REQUIREMENT.
Repeat each entry in full, exactly.

(Saved entries)

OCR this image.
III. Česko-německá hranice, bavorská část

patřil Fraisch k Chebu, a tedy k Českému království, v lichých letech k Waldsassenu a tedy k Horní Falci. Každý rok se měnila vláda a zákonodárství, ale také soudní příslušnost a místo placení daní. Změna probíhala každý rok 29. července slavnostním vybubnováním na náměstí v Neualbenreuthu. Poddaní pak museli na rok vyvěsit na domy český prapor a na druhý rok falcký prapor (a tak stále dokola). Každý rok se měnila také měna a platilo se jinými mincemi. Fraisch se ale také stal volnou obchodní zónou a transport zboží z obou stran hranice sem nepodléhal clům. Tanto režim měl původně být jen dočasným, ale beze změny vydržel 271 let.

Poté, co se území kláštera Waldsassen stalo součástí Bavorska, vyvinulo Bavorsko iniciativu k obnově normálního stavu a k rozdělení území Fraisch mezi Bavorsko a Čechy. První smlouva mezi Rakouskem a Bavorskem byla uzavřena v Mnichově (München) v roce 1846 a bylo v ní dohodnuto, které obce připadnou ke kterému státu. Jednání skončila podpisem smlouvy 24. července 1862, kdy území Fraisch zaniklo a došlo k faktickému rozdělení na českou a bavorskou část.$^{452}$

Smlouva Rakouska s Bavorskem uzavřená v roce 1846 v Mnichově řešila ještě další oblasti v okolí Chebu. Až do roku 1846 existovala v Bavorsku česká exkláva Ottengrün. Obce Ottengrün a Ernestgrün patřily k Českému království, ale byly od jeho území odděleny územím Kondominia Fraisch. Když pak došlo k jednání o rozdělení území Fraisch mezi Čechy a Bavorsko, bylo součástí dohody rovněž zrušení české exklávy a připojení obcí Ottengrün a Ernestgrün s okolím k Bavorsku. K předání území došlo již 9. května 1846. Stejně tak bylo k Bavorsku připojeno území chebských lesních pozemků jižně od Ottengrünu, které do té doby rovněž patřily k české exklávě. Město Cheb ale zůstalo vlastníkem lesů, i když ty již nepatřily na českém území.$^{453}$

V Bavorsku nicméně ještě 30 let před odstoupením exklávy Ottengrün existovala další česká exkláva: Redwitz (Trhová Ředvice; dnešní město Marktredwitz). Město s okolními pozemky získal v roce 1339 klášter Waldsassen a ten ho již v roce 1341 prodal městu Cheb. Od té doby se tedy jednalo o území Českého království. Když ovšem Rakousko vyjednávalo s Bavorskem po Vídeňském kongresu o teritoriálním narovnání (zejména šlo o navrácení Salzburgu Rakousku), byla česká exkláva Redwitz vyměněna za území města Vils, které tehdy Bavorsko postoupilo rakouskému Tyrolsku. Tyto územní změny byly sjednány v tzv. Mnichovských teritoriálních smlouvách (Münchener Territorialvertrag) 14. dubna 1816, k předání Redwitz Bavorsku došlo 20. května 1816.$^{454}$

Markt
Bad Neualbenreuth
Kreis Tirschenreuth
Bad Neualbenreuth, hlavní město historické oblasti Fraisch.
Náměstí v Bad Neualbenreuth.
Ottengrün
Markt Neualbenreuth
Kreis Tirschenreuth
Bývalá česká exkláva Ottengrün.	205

TASK RESPONSE.
OCR this image.
III. Česko-německá hranice, bavorská část

patřil Fraisch k Chebu, a tedy k Českému království, v lichých letech k Waldsassenu a tedy k Horní Falci. Každý rok se měnila vláda a zákonodárství, ale také soudní příslušnost a místo placení daní. Změna probíhala každý rok 29. července slavnostním vybubnováním na náměstí v Neualbenreuthu. Poddaní pak museli na rok vyvěsit na domy český prapor a na druhý rok falcký prapor (a tak stále dokola). Každý rok se měnila také měna a platilo se jinými mincemi. Fraisch se ale také stal volnou obchodní zónou a transport zboží z obou stran hranice sem nepodléhal clům. Tanto režim měl původně být jen dočasným, ale beze změny vydržel 271 let.

Poté, co se území kláštera Waldsassen stalo součástí Bavorska, vyvinulo Bavorsko iniciativu k obnově normálního stavu a k rozdělení území Fraisch mezi Bavorsko a Čechy. První smlouva mezi Rakouskem a Bavorskem byla uzavřena v Mnichově (München) v roce 1846 a bylo v ní dohodnuto, které obce připadnou ke kterému státu. Jednání skončila podpisem smlouvy 24. července 1862, kdy území Fraisch zaniklo a došlo k faktickému rozdělení na českou a bavorskou část.$^{452}$

Smlouva Rakouska s Bavorskem uzavřená v roce 1846 v Mnichově řešila ještě další oblasti v okolí Chebu. Až do roku 1846 existovala v Bavorsku česká exkláva Ottengrün. Obce Ottengrün a Ernestgrün patřily k Českému království, ale byly od jeho území odděleny územím Kondominia Fraisch. Když pak došlo k jednání o rozdělení území Fraisch mezi Čechy a Bavorsko, bylo součástí dohody rovněž zrušení české exklávy a připojení obcí Ottengrün a Ernestgrün s okolím k Bavorsku. K předání území došlo již 9. května 1846. Stejně tak bylo k Bavorsku připojeno území chebských lesních pozemků jižně od Ottengrünu, které do té doby rovněž patřily k české exklávě. Město Cheb ale zůstalo vlastníkem lesů, i když ty již nepatřily na českém území.$^{453}$

V Bavorsku nicméně ještě 30 let před odstoupením exklávy Ottengrün existovala další česká exkláva: Redwitz (Trhová Ředvice; dnešní město Marktredwitz). Město s okolními pozemky získal v roce 1339 klášter Waldsassen a ten ho již v roce 1341 prodal městu Cheb. Od té doby se tedy jednalo o území Českého království. Když ovšem Rakousko vyjednávalo s Bavorskem po Vídeňském kongresu o teritoriálním narovnání (zejména šlo o navrácení Salzburgu Rakousku), byla česká exkláva Redwitz vyměněna za území města Vils, které tehdy Bavorsko postoupilo rakouskému Tyrolsku. Tyto územní změny byly sjednány v tzv. Mnichovských teritoriálních smlouvách (Münchener Territorialvertrag) 14. dubna 1816, k předání Redwitz Bavorsku došlo 20. května 1816.$^{454}$

Markt
Bad Neualbenreuth
Kreis Tirschenreuth
Bad Neualbenreuth, hlavní město historické oblasti Fraisch.
Náměstí v Bad Neualbenreuth.
Ottengrün
Markt Neualbenreuth
Kreis Tirschenreuth
Bývalá česká exkláva Ottengrün.	205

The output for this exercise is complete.